Quelle:
....
Ein Mann (51) bleibt tot in der Wohnung zurück, ein anderer Mann (39) bricht schwer verletzt und blutend auf dem nahegelegenen Blumenhaller Weg zusammen – mitten in Osnabrück.
Was ist das für ein Ort, der „Prießnitzhof“? Wir haben uns auf die Spurensuche begeben – in die jüngste Vergangenheit und in die Zeit vor knapp einhundert Jahren.
Hier in direkter Nähe von gehobener und bester Osnabrücker Wohnlage ist die Welt nicht in Ordnung. Hier ist auch nicht gehobene Wohnlage. Hier ist Sackgasse.
Das „bessere Osnabrück“ beginnt auf der anderen Straßenseite des Blumenhaller Wegs, dort stehen die Einfamilienhäuser – die zu Stein gewordenen Ergebnisse von in den 70er Jahren eifrig bedienten Bausparverträgen.
Es wohnt sich gehobener und irgendwie auch grüner im nahen Katharinenviertel. Hinter der Autobahn in Hellern wohnt man gut und teurer, und auf der Illoshöhe hinter dem trennenden Kurt-Schuhmacher-Damm sowieso.
Der nur wenige hundert Meter Luftlinie entfernte Sportwagenhändler hat kein Angebot für die Bewohner dieser Straße.
Nach allgemeiner Auffassung der Osnabrücker liegt hier im Westen der Stadt der „Rotweingürtel“; doch Rotwein kann auch Lambrusco sein und im Tetrapack auf den Tisch kommen.
Am diesem grauen Oktobernachmittag sind nur noch wenige Mitarbeiter der Spurensicherung damit beschäftigt die Beweisaufnahme abzuschließen. Anwohner haben es sich an den Fenstern der meist grauen zweigeschossigen Wohnblöcke bequem gemacht. Ein Kissen unter den Armen und auf das Fensterbrett gelehnt, beäugen sie durch die zur Seite gezogenen Gardinen was in ihrer Sackgasse passiert. Das Wort „Sackgasse“ hat in diesem Umfeld mehr als nur eine Bedeutung – zumindest an diesem trüben Oktobernachmittag und nach dieser unruhigen Nacht.
....
Bereitgestelltes Material:
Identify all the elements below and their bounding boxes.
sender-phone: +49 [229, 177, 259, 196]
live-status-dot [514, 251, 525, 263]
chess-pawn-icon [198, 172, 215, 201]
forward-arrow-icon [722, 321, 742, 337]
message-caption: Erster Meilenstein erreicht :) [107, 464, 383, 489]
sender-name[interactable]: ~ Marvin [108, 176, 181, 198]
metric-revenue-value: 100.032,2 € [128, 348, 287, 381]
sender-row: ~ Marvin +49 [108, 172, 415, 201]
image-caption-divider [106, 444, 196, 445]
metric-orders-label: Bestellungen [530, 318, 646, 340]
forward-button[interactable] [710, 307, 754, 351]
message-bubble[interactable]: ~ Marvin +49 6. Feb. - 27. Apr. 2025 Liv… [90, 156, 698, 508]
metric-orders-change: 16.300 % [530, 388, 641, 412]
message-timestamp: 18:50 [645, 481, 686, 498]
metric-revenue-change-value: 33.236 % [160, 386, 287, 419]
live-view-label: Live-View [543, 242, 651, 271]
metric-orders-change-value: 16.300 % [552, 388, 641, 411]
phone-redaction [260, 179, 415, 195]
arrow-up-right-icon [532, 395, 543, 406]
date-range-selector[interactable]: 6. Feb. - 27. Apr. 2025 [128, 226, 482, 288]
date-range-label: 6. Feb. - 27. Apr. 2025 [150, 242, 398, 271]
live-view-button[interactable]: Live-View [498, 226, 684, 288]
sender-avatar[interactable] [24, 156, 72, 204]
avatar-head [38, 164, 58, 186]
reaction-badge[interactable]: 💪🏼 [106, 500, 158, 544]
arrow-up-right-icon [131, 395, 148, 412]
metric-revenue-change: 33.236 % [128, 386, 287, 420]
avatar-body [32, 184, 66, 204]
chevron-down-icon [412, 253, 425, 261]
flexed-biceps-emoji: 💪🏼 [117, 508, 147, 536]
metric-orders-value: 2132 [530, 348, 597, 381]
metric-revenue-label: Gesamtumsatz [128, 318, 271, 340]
....
Aufgabenliste:
1) Prüfe bitte, ob die folgenden Aussagen mit der Quelle übereinstimmen, und antworte jeweils mit Ja oder Nein samt den entscheidenden Worten der Quelle als wörtlichem Zitat.
(a) Der Mann, der auf dem Blumenhaller Weg zusammenbricht, ist 39 Jahre alt.
(b) Die Wohnblöcke sind meist dreigeschossig.
(c) Der Sportwagenhändler liegt nur wenige hundert Meter Luftlinie entfernt.
2) Beantworte anhand der Quelle diese Fragen:
(a) Wie alt ist der Mann, der tot in der Wohnung zurückbleibt?
(b) In welchem Monat sind die Mitarbeiter der Spurensicherung noch vor Ort?
(c) Was liegt nach allgemeiner Auffassung der Osnabrücker im Westen der Stadt?
3) Gib aus der Quelle alles von „Der nur wenige“ bis hinunter zu „dieser unruhigen Nacht.“ wortgetreu wieder.

Antworten je Aufgabe:
1)
(a) Ja: „ein anderer Mann (39) bricht schwer verletzt und blutend auf dem nahegelegenen Blumenhaller Weg zusammen“
(b) Nein: „der meist grauen zweigeschossigen Wohnblöcke“
(c) Ja: „Der nur wenige hundert Meter Luftlinie entfernte Sportwagenhändler“

2)
(a) 51 Jahre
(b) Im Oktober
(c) Der „Rotweingürtel“

3)
Der nur wenige hundert Meter Luftlinie entfernte Sportwagenhändler hat kein Angebot für die Bewohner dieser Straße.
Nach allgemeiner Auffassung der Osnabrücker liegt hier im Westen der Stadt der „Rotweingürtel“; doch Rotwein kann auch Lambrusco sein und im Tetrapack auf den Tisch kommen.
Am diesem grauen Oktobernachmittag sind nur noch wenige Mitarbeiter der Spurensicherung damit beschäftigt die Beweisaufnahme abzuschließen. Anwohner haben es sich an den Fenstern der meist grauen zweigeschossigen Wohnblöcke bequem gemacht. Ein Kissen unter den Armen und auf das Fensterbrett gelehnt, beäugen sie durch die zur Seite gezogenen Gardinen was in ihrer Sackgasse passiert. Das Wort „Sackgasse“ hat in diesem Umfeld mehr als nur eine Bedeutung – zumindest an diesem trüben Oktobernachmittag und nach dieser unruhigen Nacht.